Data items
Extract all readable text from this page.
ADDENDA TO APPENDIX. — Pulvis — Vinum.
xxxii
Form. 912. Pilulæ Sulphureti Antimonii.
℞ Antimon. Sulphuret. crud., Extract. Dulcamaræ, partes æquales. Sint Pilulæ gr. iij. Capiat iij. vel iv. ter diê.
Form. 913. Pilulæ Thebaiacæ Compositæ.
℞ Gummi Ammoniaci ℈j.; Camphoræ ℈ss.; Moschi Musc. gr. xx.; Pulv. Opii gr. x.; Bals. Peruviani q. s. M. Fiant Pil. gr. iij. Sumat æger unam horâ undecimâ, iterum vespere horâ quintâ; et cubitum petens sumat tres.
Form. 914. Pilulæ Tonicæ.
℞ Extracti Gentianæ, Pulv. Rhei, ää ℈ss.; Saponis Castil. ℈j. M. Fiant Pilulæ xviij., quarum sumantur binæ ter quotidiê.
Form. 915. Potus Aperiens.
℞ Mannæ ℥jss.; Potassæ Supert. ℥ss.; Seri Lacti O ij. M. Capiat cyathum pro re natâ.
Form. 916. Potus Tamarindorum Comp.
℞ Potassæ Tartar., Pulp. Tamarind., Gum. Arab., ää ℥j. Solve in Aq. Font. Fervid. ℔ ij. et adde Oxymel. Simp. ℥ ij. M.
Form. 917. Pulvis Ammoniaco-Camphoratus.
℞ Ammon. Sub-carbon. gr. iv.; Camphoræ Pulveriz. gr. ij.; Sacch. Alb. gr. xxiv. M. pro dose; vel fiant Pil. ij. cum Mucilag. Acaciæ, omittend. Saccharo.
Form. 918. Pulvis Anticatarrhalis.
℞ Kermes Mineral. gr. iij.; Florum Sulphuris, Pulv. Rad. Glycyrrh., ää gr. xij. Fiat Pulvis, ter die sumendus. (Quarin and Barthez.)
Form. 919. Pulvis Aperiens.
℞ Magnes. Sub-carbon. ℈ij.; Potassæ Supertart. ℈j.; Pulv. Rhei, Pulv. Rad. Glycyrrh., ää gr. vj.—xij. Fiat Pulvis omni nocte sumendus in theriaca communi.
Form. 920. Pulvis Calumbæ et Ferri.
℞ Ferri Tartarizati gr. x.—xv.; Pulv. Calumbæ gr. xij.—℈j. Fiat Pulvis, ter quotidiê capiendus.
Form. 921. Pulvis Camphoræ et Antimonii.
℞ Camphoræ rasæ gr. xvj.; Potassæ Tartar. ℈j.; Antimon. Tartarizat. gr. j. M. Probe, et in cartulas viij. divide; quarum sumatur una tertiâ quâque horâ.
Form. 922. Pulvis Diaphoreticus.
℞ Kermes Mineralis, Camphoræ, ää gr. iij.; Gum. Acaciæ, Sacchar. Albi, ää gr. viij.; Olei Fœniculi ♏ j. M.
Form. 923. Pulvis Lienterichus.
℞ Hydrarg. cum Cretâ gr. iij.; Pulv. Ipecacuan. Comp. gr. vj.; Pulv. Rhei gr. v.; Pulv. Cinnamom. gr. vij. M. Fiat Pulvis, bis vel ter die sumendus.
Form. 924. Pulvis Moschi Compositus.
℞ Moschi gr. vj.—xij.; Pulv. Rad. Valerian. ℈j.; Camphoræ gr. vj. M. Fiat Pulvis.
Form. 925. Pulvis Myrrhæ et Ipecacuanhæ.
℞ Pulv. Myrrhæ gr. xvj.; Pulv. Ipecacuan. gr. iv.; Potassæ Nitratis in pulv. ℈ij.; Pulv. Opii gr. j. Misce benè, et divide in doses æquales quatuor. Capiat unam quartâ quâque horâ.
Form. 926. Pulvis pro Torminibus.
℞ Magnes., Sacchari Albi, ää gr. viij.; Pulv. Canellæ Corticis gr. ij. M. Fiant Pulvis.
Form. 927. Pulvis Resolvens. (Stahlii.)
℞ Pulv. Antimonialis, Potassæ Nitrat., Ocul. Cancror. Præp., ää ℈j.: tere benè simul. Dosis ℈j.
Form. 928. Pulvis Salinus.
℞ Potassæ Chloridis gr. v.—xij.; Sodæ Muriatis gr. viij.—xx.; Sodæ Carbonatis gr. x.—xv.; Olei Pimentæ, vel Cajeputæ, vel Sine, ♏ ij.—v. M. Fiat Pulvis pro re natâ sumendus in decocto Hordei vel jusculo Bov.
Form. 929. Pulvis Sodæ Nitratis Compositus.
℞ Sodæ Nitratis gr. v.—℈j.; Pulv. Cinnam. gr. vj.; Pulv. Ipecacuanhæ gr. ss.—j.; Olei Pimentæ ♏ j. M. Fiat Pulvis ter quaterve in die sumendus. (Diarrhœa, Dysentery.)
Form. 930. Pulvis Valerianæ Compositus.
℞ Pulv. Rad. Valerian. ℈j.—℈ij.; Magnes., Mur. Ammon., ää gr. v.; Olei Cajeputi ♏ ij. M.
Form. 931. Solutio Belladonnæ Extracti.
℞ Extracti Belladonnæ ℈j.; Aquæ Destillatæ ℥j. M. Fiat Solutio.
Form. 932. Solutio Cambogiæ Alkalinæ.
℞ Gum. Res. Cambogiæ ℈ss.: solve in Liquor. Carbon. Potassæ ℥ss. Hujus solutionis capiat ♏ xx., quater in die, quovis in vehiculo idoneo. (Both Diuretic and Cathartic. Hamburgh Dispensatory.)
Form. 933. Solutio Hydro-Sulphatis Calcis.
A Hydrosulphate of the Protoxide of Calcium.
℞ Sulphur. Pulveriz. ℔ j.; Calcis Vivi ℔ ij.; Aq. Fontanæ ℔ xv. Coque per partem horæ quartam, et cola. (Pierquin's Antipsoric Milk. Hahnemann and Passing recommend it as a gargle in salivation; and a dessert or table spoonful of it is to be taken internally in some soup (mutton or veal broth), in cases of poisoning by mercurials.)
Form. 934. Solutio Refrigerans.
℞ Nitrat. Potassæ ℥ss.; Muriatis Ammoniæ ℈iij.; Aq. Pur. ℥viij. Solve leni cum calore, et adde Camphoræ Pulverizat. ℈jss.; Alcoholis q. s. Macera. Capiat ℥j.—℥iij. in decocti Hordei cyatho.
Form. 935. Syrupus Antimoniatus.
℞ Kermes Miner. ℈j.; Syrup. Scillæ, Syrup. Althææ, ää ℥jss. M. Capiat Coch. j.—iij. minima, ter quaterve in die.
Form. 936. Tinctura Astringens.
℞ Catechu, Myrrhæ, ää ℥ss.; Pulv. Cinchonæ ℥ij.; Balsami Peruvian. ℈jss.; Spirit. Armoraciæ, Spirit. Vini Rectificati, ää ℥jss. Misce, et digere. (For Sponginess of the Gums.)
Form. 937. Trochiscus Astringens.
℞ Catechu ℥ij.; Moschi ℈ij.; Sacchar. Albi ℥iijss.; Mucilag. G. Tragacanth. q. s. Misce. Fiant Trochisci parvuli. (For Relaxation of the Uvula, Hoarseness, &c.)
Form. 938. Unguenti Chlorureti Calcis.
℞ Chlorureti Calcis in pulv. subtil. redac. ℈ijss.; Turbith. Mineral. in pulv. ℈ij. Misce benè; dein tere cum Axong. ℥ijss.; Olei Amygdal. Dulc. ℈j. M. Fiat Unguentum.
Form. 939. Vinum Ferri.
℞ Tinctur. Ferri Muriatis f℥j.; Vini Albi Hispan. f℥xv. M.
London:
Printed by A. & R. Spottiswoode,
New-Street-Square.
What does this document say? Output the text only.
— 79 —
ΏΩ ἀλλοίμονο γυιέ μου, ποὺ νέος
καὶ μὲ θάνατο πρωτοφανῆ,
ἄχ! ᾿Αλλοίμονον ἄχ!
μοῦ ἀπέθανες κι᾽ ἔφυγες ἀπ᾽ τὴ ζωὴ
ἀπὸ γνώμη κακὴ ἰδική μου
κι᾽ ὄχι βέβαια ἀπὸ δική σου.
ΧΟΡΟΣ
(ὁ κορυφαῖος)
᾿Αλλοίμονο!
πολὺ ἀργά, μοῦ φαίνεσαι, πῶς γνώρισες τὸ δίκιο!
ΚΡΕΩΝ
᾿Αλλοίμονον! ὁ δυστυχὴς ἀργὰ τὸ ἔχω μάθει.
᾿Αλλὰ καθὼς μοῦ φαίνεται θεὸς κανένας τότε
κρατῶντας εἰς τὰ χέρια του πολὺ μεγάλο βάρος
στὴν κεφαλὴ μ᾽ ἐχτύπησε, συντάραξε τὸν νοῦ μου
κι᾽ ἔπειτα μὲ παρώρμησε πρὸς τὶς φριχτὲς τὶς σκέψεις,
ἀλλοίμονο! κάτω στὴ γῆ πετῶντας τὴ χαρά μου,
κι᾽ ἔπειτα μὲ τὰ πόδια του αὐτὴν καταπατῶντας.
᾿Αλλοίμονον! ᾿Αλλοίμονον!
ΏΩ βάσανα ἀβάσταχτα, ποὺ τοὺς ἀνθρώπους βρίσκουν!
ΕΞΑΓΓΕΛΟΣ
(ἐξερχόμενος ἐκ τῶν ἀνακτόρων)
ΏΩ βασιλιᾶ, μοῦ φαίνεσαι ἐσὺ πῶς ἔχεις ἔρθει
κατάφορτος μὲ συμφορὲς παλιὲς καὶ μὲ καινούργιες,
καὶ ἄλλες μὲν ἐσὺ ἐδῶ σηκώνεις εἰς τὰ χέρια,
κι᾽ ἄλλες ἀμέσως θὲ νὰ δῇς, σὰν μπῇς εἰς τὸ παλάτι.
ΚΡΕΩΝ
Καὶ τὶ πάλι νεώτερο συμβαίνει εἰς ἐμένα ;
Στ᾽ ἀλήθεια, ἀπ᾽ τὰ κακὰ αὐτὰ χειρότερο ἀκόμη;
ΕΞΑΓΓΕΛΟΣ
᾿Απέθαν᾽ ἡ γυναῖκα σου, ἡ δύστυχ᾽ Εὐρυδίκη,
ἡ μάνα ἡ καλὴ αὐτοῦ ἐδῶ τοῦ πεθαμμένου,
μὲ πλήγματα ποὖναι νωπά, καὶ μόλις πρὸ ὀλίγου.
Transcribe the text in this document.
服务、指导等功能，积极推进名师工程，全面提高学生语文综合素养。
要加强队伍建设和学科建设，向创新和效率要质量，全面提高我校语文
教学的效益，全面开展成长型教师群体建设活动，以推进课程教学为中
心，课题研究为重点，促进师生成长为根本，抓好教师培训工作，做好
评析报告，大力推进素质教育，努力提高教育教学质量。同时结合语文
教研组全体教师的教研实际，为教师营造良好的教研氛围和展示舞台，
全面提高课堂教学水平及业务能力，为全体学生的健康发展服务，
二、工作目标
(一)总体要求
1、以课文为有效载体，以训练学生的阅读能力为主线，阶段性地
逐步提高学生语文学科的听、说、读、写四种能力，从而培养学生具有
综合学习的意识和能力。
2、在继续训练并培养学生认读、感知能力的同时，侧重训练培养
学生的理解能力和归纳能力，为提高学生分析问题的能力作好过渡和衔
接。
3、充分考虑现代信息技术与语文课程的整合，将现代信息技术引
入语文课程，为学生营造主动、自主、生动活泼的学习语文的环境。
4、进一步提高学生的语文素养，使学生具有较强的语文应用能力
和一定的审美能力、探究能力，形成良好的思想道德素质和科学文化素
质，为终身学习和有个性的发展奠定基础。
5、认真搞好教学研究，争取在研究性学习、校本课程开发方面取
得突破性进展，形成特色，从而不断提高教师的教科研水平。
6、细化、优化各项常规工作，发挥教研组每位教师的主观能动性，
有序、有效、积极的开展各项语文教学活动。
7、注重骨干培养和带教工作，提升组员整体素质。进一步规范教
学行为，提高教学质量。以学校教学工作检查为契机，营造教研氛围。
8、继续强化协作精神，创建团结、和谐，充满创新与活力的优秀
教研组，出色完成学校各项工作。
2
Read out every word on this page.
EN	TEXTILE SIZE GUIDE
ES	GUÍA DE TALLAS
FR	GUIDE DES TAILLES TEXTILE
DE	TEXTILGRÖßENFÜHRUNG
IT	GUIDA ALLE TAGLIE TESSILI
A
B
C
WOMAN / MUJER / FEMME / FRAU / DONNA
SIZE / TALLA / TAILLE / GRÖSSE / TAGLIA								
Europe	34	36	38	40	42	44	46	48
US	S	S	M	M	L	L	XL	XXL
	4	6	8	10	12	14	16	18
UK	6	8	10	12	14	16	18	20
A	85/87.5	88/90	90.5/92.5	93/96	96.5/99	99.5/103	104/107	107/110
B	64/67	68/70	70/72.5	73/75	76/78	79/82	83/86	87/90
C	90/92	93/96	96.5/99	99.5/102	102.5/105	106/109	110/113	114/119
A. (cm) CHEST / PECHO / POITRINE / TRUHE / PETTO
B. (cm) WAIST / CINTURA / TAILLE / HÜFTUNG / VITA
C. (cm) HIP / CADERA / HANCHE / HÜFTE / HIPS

Instructions to follow: From the entries above, copy out every line where the string "ἔπειτα" appears.

Exercise solution:
κι᾽ ἔπειτα μὲ παρώρμησε πρὸς τὶς φριχτὲς τὶς σκέψεις,
κι᾽ ἔπειτα μὲ τὰ πόδια του αὐτὴν καταπατῶντας.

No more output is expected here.